Exercise details:
Pick out each line of the records in which the word "Temperatura" appears.

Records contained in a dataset
==================================================
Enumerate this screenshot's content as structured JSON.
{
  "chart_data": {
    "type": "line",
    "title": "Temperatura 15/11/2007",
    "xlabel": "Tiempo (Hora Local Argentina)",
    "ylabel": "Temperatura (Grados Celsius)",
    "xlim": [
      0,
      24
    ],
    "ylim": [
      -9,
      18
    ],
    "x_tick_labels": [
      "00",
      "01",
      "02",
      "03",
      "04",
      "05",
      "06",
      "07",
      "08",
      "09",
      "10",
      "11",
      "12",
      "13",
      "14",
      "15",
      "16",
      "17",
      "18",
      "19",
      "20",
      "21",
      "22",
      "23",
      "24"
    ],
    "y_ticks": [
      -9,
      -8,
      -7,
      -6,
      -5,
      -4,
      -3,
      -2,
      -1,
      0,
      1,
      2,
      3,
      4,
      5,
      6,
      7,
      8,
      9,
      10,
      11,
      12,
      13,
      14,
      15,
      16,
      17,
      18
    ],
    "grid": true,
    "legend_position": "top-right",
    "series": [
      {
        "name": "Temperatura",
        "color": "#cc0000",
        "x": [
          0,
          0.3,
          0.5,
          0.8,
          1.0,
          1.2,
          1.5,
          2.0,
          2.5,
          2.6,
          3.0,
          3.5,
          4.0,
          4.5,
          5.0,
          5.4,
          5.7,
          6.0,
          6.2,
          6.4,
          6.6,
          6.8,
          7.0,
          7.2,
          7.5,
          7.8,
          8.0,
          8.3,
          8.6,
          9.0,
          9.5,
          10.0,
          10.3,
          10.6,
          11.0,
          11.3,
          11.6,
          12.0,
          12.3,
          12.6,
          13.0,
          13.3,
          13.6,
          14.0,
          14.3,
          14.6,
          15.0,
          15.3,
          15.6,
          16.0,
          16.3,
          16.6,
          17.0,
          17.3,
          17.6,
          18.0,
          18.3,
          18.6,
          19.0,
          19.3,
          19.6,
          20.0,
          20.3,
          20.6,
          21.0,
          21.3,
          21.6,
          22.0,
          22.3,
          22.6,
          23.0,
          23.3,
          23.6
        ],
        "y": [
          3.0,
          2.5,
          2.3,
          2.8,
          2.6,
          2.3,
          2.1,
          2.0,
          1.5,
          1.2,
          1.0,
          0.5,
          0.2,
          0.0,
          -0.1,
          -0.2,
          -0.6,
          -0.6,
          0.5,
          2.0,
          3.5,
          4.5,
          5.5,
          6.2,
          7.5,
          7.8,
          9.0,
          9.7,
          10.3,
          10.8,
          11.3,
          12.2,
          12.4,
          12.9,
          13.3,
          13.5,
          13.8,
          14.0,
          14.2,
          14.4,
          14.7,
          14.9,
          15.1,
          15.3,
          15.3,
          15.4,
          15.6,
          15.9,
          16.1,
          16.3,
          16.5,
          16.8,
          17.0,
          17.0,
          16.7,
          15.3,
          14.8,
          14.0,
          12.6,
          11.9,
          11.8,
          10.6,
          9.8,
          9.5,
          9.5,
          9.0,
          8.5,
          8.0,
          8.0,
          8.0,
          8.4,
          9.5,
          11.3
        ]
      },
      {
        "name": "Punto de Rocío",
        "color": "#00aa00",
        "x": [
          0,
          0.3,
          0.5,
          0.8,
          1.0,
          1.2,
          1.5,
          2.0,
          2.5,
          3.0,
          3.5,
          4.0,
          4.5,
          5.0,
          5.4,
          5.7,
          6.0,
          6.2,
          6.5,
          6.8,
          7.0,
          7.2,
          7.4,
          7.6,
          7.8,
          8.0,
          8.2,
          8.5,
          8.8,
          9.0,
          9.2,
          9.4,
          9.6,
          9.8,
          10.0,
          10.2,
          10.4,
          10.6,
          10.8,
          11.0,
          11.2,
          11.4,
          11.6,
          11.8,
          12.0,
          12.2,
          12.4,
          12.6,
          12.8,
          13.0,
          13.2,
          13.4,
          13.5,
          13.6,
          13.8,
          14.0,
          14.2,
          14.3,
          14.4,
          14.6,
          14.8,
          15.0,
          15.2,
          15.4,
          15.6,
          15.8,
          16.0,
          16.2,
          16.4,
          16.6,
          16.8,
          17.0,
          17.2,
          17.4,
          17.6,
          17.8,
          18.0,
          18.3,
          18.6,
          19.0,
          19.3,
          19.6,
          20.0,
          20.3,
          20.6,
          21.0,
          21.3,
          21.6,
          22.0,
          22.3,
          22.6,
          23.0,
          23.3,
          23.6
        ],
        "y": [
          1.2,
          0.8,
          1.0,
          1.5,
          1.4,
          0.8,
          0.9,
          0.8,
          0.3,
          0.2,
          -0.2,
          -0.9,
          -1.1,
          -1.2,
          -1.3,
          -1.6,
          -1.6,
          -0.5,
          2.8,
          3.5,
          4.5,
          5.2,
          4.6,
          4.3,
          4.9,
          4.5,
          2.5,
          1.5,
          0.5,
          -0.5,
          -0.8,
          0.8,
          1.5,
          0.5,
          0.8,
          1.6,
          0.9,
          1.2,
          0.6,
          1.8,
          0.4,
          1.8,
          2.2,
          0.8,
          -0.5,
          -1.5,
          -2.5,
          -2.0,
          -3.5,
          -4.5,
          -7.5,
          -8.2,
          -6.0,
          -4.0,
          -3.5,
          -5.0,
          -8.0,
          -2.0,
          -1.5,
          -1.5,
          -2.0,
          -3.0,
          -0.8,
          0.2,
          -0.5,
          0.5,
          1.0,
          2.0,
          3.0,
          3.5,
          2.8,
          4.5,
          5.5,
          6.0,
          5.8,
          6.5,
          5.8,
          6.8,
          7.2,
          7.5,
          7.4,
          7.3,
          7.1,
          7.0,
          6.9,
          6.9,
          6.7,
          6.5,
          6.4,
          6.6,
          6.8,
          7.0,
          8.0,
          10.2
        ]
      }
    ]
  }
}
==================================================
Response:
    "title": "Temperatura 15/11/2007",
    "ylabel": "Temperatura (Grados Celsius)",
        "name": "Temperatura",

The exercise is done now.